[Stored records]
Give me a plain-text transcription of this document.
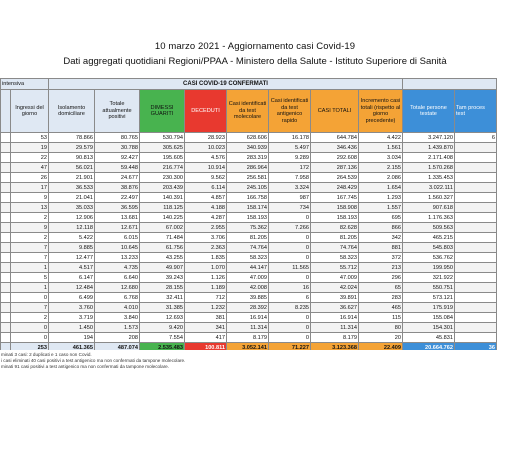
10 marzo 2021 - Aggiornamento casi Covid-19
Dati aggregati quotidiani Regioni/PPAA - Ministero della Salute - Istituto Superiore di Sanità
intensiva		CASI COVID-19 CONFERMATI									
	Ingressi del giorno	Isolamento domiciliare	Totale attualmente positivi	DIMESSI GUARITI	DECEDUTI	Casi identificati da test molecolare	Casi identificati da test antigenico rapido	CASI TOTALI	Incremento casi totali (rispetto al giorno precedente)	Totale persone testate	Tam proces test
	53	78.866	80.765	530.794	28.923	628.606	16.178	644.784	4.422	3.247.120	6
	19	29.579	30.788	305.625	10.023	340.939	5.497	346.436	1.561	1.439.870	
	22	90.813	92.427	195.605	4.576	283.319	9.289	292.608	3.034	2.171.408	
	47	56.021	59.448	216.774	10.914	286.964	172	287.136	2.155	1.570.268	
	26	21.901	24.677	230.300	9.562	256.581	7.958	264.539	2.086	1.335.453	
	17	36.533	38.876	203.439	6.114	245.105	3.324	248.429	1.654	3.022.111	
	9	21.041	22.497	140.391	4.857	166.758	987	167.745	1.293	1.560.327	
	13	35.033	36.595	118.125	4.188	158.174	734	158.908	1.557	907.618	
	2	12.906	13.681	140.225	4.287	158.193	0	158.193	695	1.176.363	
	9	12.118	12.671	67.002	2.955	75.362	7.266	82.628	866	509.563	
	2	5.422	6.015	71.484	3.706	81.205	0	81.205	342	465.215	
	7	9.885	10.645	61.756	2.363	74.764	0	74.764	881	545.803	
	7	12.477	13.233	43.255	1.835	58.323	0	58.323	372	536.762	
	1	4.517	4.735	49.907	1.070	44.147	11.565	55.712	213	199.950	
	5	6.147	6.640	39.243	1.126	47.009	0	47.009	296	321.922	
	1	12.484	12.680	28.155	1.189	42.008	16	42.024	65	550.751	
	0	6.499	6.768	32.411	712	39.885	6	39.891	283	573.121	
	7	3.760	4.010	31.385	1.232	28.392	8.235	36.627	465	175.919	
	2	3.719	3.840	12.693	381	16.914	0	16.914	115	155.084	
	0	1.450	1.573	9.420	341	11.314	0	11.314	80	154.301	
	0	194	208	7.554	417	8.179	0	8.179	20	45.831	
	253	461.365	487.074	2.535.483	100.811	3.052.141	71.227	3.123.368	22.409	20.664.762	36
minati 3 casi: 2 duplicati e 1 caso non Covid.
i casi eliminati 40 casi positivi a test antigenico ma non confermati da tampone molecolare.
minati 91 casi positivi a test antigenico ma non confermati da tampone molecolare.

TASK REQUIREMENTS
Search the lines above for the string "tampone" and copy each line that has it.

RESULT OF THE EXERCISE
i casi eliminati 40 casi positivi a test antigenico ma non confermati da tampone molecolare.
minati 91 casi positivi a test antigenico ma non confermati da tampone molecolare.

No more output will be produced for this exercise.